::: MATERIAL FOR THE TASK :::

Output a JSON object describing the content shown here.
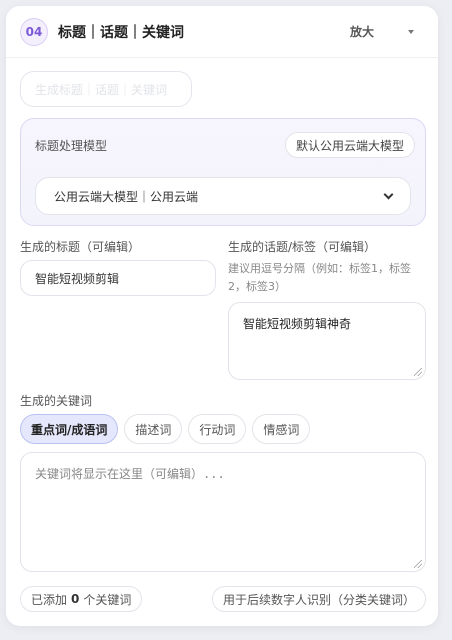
{
  "header": {
    "step": "04",
    "title": "标题｜话题｜关键词",
    "zoom_label": "放大"
  },
  "ghost_pill": "生成标题｜话题｜关键词",
  "model": {
    "label": "标题处理模型",
    "default_button": "默认公用云端大模型",
    "selected": "公用云端大模型｜公用云端"
  },
  "title_section": {
    "label": "生成的标题（可编辑）",
    "value": "智能短视频剪辑"
  },
  "topic_section": {
    "label": "生成的话题/标签（可编辑）",
    "hint": "建议用逗号分隔（例如：标签1，标签2，标签3）",
    "value": "智能短视频剪辑神奇"
  },
  "keywords": {
    "label": "生成的关键词",
    "tabs": [
      "重点词/成语词",
      "描述词",
      "行动词",
      "情感词"
    ],
    "active_tab": 0,
    "placeholder": "关键词将显示在这里（可编辑）...",
    "added_prefix": "已添加",
    "added_count": "0",
    "added_suffix": "个关键词",
    "usage_note": "用于后续数字人识别（分类关键词）"
  }
}
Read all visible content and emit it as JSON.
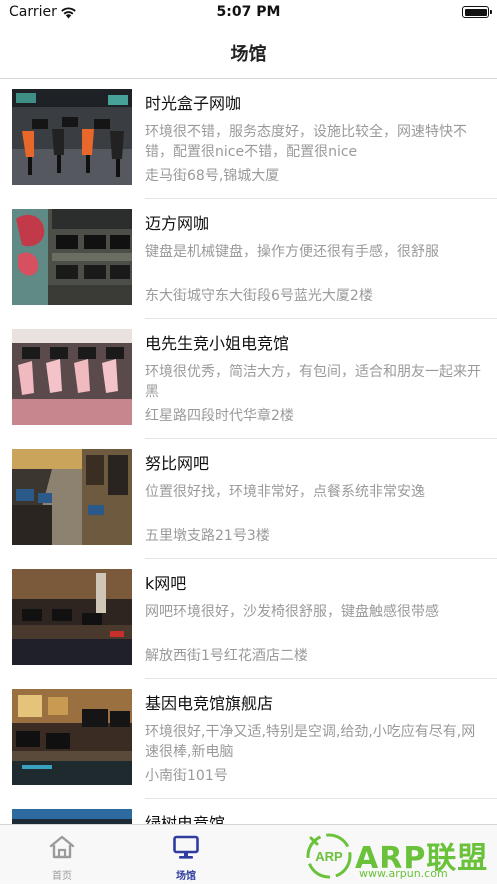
{
  "status": {
    "carrier": "Carrier",
    "time": "5:07 PM"
  },
  "nav": {
    "title": "场馆"
  },
  "venues": [
    {
      "name": "时光盒子网咖",
      "desc": "环境很不错，服务态度好，设施比较全，网速特快不错，配置很nice不错，配置很nice",
      "addr": "走马街68号,锦城大厦"
    },
    {
      "name": "迈方网咖",
      "desc": "键盘是机械键盘，操作方便还很有手感，很舒服",
      "addr": "东大街城守东大街段6号蓝光大厦2楼"
    },
    {
      "name": "电先生竞小姐电竞馆",
      "desc": "环境很优秀，简洁大方，有包间，适合和朋友一起来开黑",
      "addr": "红星路四段时代华章2楼"
    },
    {
      "name": "努比网吧",
      "desc": "位置很好找，环境非常好，点餐系统非常安逸",
      "addr": "五里墩支路21号3楼"
    },
    {
      "name": "k网吧",
      "desc": "网吧环境很好，沙发椅很舒服，键盘触感很带感",
      "addr": "解放西街1号红花酒店二楼"
    },
    {
      "name": "基因电竞馆旗舰店",
      "desc": "环境很好,干净又适,特别是空调,给劲,小吃应有尽有,网速很棒,新电脑",
      "addr": "小南街101号"
    },
    {
      "name": "绿树电竞馆",
      "desc": "",
      "addr": ""
    }
  ],
  "tabs": {
    "home": "首页",
    "venue": "场馆"
  },
  "watermark": {
    "brand": "ARP联盟",
    "url": "www.arpun.com",
    "badge": "ARP"
  },
  "colors": {
    "accent": "#2f3da0",
    "watermark": "#69c23a",
    "text_gray": "#9a9a9a"
  }
}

:::

- **AIM**
Print out the whole of the material word for word, without pictures.

- **SOLUTION BELOW**
Output a JSON object describing the content shown here.
{
  "header": {
    "step": "04",
    "title": "标题｜话题｜关键词",
    "zoom_label": "放大"
  },
  "ghost_pill": "生成标题｜话题｜关键词",
  "model": {
    "label": "标题处理模型",
    "default_button": "默认公用云端大模型",
    "selected": "公用云端大模型｜公用云端"
  },
  "title_section": {
    "label": "生成的标题（可编辑）",
    "value": "智能短视频剪辑"
  },
  "topic_section": {
    "label": "生成的话题/标签（可编辑）",
    "hint": "建议用逗号分隔（例如：标签1，标签2，标签3）",
    "value": "智能短视频剪辑神奇"
  },
  "keywords": {
    "label": "生成的关键词",
    "tabs": [
      "重点词/成语词",
      "描述词",
      "行动词",
      "情感词"
    ],
    "active_tab": 0,
    "placeholder": "关键词将显示在这里（可编辑）...",
    "added_prefix": "已添加",
    "added_count": "0",
    "added_suffix": "个关键词",
    "usage_note": "用于后续数字人识别（分类关键词）"
  }
}
Read all visible content and emit it as JSON.
{
  "status": {
    "carrier": "Carrier",
    "time": "5:07 PM"
  },
  "nav": {
    "title": "场馆"
  },
  "venues": [
    {
      "name": "时光盒子网咖",
      "desc": "环境很不错，服务态度好，设施比较全，网速特快不错，配置很nice不错，配置很nice",
      "addr": "走马街68号,锦城大厦"
    },
    {
      "name": "迈方网咖",
      "desc": "键盘是机械键盘，操作方便还很有手感，很舒服",
      "addr": "东大街城守东大街段6号蓝光大厦2楼"
    },
    {
      "name": "电先生竞小姐电竞馆",
      "desc": "环境很优秀，简洁大方，有包间，适合和朋友一起来开黑",
      "addr": "红星路四段时代华章2楼"
    },
    {
      "name": "努比网吧",
      "desc": "位置很好找，环境非常好，点餐系统非常安逸",
      "addr": "五里墩支路21号3楼"
    },
    {
      "name": "k网吧",
      "desc": "网吧环境很好，沙发椅很舒服，键盘触感很带感",
      "addr": "解放西街1号红花酒店二楼"
    },
    {
      "name": "基因电竞馆旗舰店",
      "desc": "环境很好,干净又适,特别是空调,给劲,小吃应有尽有,网速很棒,新电脑",
      "addr": "小南街101号"
    },
    {
      "name": "绿树电竞馆",
      "desc": "",
      "addr": ""
    }
  ],
  "tabs": {
    "home": "首页",
    "venue": "场馆"
  },
  "watermark": {
    "brand": "ARP联盟",
    "url": "www.arpun.com",
    "badge": "ARP"
  },
  "colors": {
    "accent": "#2f3da0",
    "watermark": "#69c23a",
    "text_gray": "#9a9a9a"
  }
}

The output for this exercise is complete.